**Exercise aim**
Return all the data, word for word.

**Supplied data**
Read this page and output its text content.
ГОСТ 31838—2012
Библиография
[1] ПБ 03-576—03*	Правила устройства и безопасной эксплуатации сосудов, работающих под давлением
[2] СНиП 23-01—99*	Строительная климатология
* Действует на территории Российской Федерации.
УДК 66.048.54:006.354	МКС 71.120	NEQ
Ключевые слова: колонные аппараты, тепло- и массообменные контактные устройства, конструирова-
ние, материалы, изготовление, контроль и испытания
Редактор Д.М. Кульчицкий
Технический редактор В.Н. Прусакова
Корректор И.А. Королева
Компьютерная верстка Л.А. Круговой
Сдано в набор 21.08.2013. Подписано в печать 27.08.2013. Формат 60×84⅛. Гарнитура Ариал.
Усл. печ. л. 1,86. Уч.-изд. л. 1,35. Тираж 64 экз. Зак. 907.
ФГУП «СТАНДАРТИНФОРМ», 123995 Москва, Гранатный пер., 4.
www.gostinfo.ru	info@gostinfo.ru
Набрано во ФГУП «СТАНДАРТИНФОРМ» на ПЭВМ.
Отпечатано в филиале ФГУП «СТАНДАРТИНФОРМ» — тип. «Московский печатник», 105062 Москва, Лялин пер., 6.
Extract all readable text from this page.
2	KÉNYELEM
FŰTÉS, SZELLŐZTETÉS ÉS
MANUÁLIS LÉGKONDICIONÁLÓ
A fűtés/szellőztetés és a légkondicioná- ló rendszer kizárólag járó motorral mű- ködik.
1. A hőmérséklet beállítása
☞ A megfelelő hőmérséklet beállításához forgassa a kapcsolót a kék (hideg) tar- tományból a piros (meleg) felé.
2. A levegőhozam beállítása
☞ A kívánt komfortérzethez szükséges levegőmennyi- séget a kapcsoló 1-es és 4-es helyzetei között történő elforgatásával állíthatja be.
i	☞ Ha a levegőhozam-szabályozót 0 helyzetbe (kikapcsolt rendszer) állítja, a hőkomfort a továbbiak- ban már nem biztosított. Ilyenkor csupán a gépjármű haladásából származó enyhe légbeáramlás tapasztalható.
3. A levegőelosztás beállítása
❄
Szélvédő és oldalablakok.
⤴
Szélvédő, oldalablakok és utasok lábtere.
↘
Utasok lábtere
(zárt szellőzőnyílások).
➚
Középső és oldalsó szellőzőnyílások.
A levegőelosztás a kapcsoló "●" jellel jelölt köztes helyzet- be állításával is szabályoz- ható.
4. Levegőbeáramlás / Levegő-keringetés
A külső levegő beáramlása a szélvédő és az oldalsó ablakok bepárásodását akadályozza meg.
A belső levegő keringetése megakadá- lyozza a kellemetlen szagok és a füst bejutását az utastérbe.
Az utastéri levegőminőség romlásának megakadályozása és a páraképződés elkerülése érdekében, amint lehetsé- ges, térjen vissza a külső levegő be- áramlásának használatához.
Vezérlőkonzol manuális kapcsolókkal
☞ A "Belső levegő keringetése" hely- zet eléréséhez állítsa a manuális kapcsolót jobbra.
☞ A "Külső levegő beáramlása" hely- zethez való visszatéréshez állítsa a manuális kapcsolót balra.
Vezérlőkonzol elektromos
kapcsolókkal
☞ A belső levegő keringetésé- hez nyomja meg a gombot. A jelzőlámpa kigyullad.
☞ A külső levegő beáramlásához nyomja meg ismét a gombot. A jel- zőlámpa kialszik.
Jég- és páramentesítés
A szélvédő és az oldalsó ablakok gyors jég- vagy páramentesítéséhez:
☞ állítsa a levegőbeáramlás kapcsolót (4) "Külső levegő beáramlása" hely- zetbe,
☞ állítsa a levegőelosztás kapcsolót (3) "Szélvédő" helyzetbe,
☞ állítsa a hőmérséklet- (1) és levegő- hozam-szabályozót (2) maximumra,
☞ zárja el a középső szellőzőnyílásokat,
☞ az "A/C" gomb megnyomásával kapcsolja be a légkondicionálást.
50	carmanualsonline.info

**Correct output**
Read this page and output its text content.
ГОСТ 31838—2012
Библиография
[1] ПБ 03-576—03*	Правила устройства и безопасной эксплуатации сосудов, работающих под давлением
[2] СНиП 23-01—99*	Строительная климатология
* Действует на территории Российской Федерации.
УДК 66.048.54:006.354	МКС 71.120	NEQ
Ключевые слова: колонные аппараты, тепло- и массообменные контактные устройства, конструирова-
ние, материалы, изготовление, контроль и испытания
Редактор Д.М. Кульчицкий
Технический редактор В.Н. Прусакова
Корректор И.А. Королева
Компьютерная верстка Л.А. Круговой
Сдано в набор 21.08.2013. Подписано в печать 27.08.2013. Формат 60×84⅛. Гарнитура Ариал.
Усл. печ. л. 1,86. Уч.-изд. л. 1,35. Тираж 64 экз. Зак. 907.
ФГУП «СТАНДАРТИНФОРМ», 123995 Москва, Гранатный пер., 4.
www.gostinfo.ru	info@gostinfo.ru
Набрано во ФГУП «СТАНДАРТИНФОРМ» на ПЭВМ.
Отпечатано в филиале ФГУП «СТАНДАРТИНФОРМ» — тип. «Московский печатник», 105062 Москва, Лялин пер., 6.
Extract all readable text from this page.
2	KÉNYELEM
FŰTÉS, SZELLŐZTETÉS ÉS
MANUÁLIS LÉGKONDICIONÁLÓ
A fűtés/szellőztetés és a légkondicioná- ló rendszer kizárólag járó motorral mű- ködik.
1. A hőmérséklet beállítása
☞ A megfelelő hőmérséklet beállításához forgassa a kapcsolót a kék (hideg) tar- tományból a piros (meleg) felé.
2. A levegőhozam beállítása
☞ A kívánt komfortérzethez szükséges levegőmennyi- séget a kapcsoló 1-es és 4-es helyzetei között történő elforgatásával állíthatja be.
i	☞ Ha a levegőhozam-szabályozót 0 helyzetbe (kikapcsolt rendszer) állítja, a hőkomfort a továbbiak- ban már nem biztosított. Ilyenkor csupán a gépjármű haladásából származó enyhe légbeáramlás tapasztalható.
3. A levegőelosztás beállítása
❄
Szélvédő és oldalablakok.
⤴
Szélvédő, oldalablakok és utasok lábtere.
↘
Utasok lábtere
(zárt szellőzőnyílások).
➚
Középső és oldalsó szellőzőnyílások.
A levegőelosztás a kapcsoló "●" jellel jelölt köztes helyzet- be állításával is szabályoz- ható.
4. Levegőbeáramlás / Levegő-keringetés
A külső levegő beáramlása a szélvédő és az oldalsó ablakok bepárásodását akadályozza meg.
A belső levegő keringetése megakadá- lyozza a kellemetlen szagok és a füst bejutását az utastérbe.
Az utastéri levegőminőség romlásának megakadályozása és a páraképződés elkerülése érdekében, amint lehetsé- ges, térjen vissza a külső levegő be- áramlásának használatához.
Vezérlőkonzol manuális kapcsolókkal
☞ A "Belső levegő keringetése" hely- zet eléréséhez állítsa a manuális kapcsolót jobbra.
☞ A "Külső levegő beáramlása" hely- zethez való visszatéréshez állítsa a manuális kapcsolót balra.
Vezérlőkonzol elektromos
kapcsolókkal
☞ A belső levegő keringetésé- hez nyomja meg a gombot. A jelzőlámpa kigyullad.
☞ A külső levegő beáramlásához nyomja meg ismét a gombot. A jel- zőlámpa kialszik.
Jég- és páramentesítés
A szélvédő és az oldalsó ablakok gyors jég- vagy páramentesítéséhez:
☞ állítsa a levegőbeáramlás kapcsolót (4) "Külső levegő beáramlása" hely- zetbe,
☞ állítsa a levegőelosztás kapcsolót (3) "Szélvédő" helyzetbe,
☞ állítsa a hőmérséklet- (1) és levegő- hozam-szabályozót (2) maximumra,
☞ zárja el a középső szellőzőnyílásokat,
☞ az "A/C" gomb megnyomásával kapcsolja be a légkondicionálást.
50	carmanualsonline.info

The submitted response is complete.